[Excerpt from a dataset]
▽

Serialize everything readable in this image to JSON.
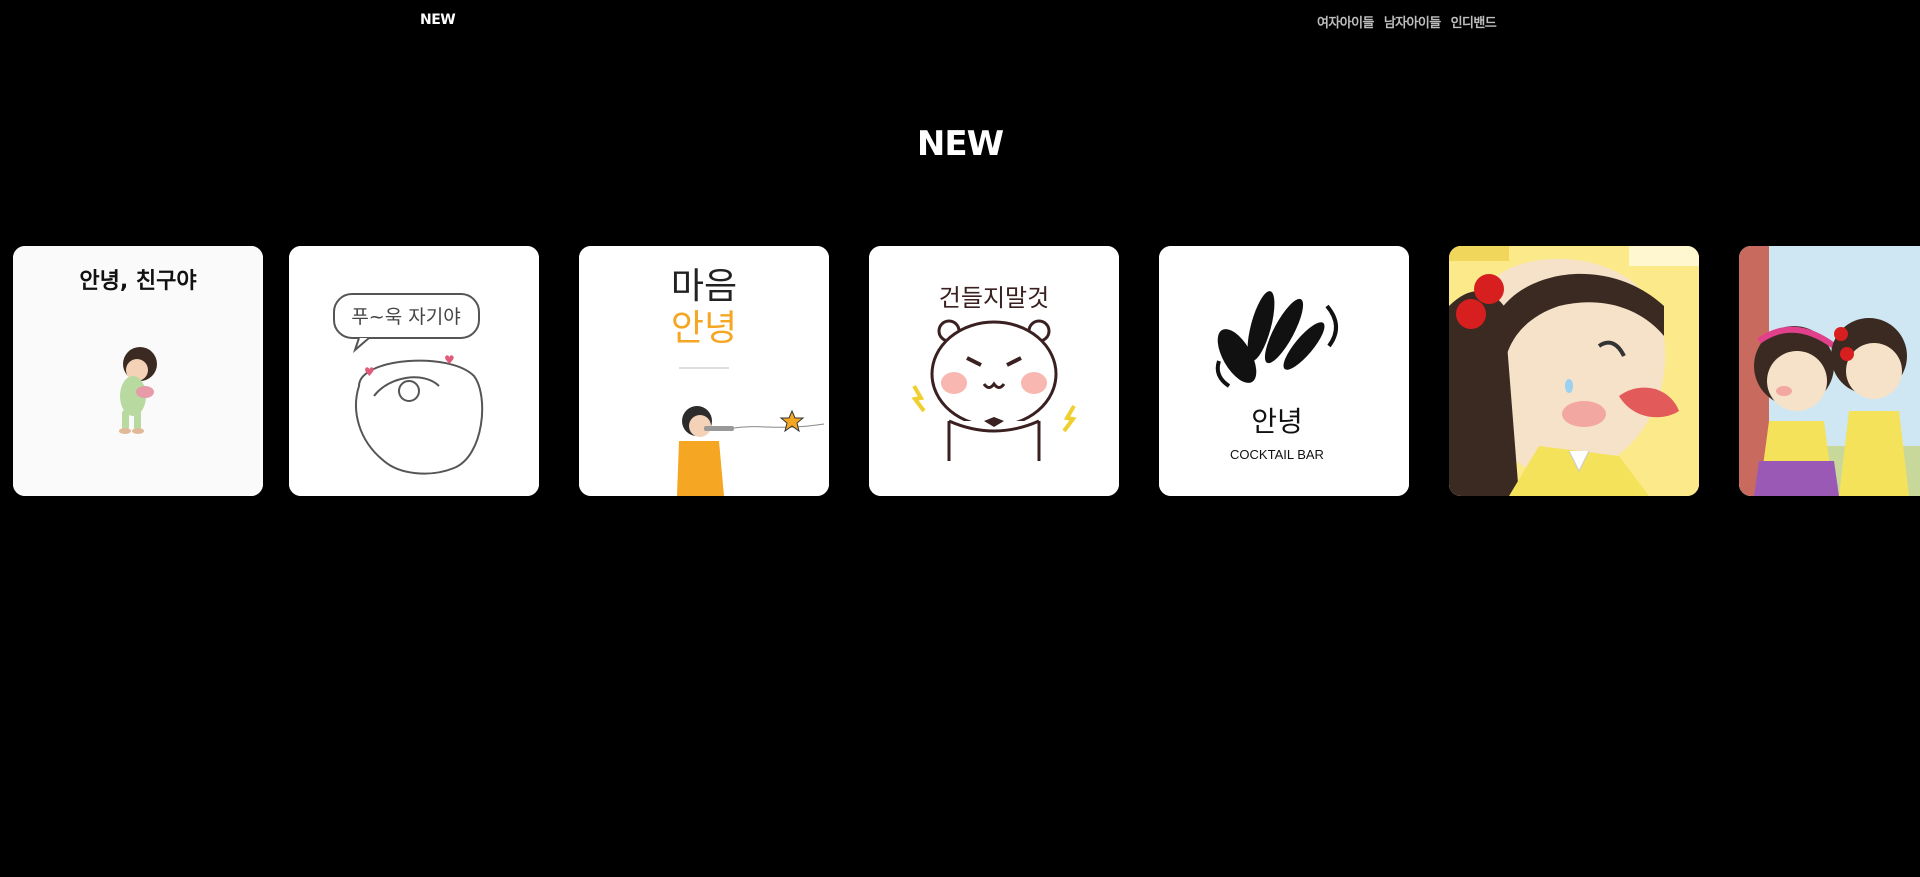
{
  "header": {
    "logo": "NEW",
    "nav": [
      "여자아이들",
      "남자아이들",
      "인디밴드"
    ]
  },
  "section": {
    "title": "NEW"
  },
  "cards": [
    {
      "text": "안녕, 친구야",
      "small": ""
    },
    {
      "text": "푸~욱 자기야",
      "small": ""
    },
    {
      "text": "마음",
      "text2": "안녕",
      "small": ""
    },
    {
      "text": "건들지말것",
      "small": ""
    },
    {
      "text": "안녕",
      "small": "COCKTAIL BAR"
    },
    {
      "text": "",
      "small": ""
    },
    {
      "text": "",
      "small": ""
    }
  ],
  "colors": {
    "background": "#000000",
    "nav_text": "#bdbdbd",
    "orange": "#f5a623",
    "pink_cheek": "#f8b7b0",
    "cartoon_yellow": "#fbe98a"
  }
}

△
▽

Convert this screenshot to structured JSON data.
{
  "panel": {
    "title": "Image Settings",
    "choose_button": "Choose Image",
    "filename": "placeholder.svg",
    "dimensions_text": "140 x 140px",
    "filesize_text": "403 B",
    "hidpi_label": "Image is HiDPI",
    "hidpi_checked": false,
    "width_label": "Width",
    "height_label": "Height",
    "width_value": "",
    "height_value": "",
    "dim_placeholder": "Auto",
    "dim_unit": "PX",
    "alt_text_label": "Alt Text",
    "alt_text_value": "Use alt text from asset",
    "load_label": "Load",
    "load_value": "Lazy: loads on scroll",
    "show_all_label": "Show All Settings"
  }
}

△

◆ **Work to be completed**: From the records above, pull out every line containing the word "JSON".

◆ **The result**:
Serialize everything readable in this image to JSON.
Convert this screenshot to structured JSON data.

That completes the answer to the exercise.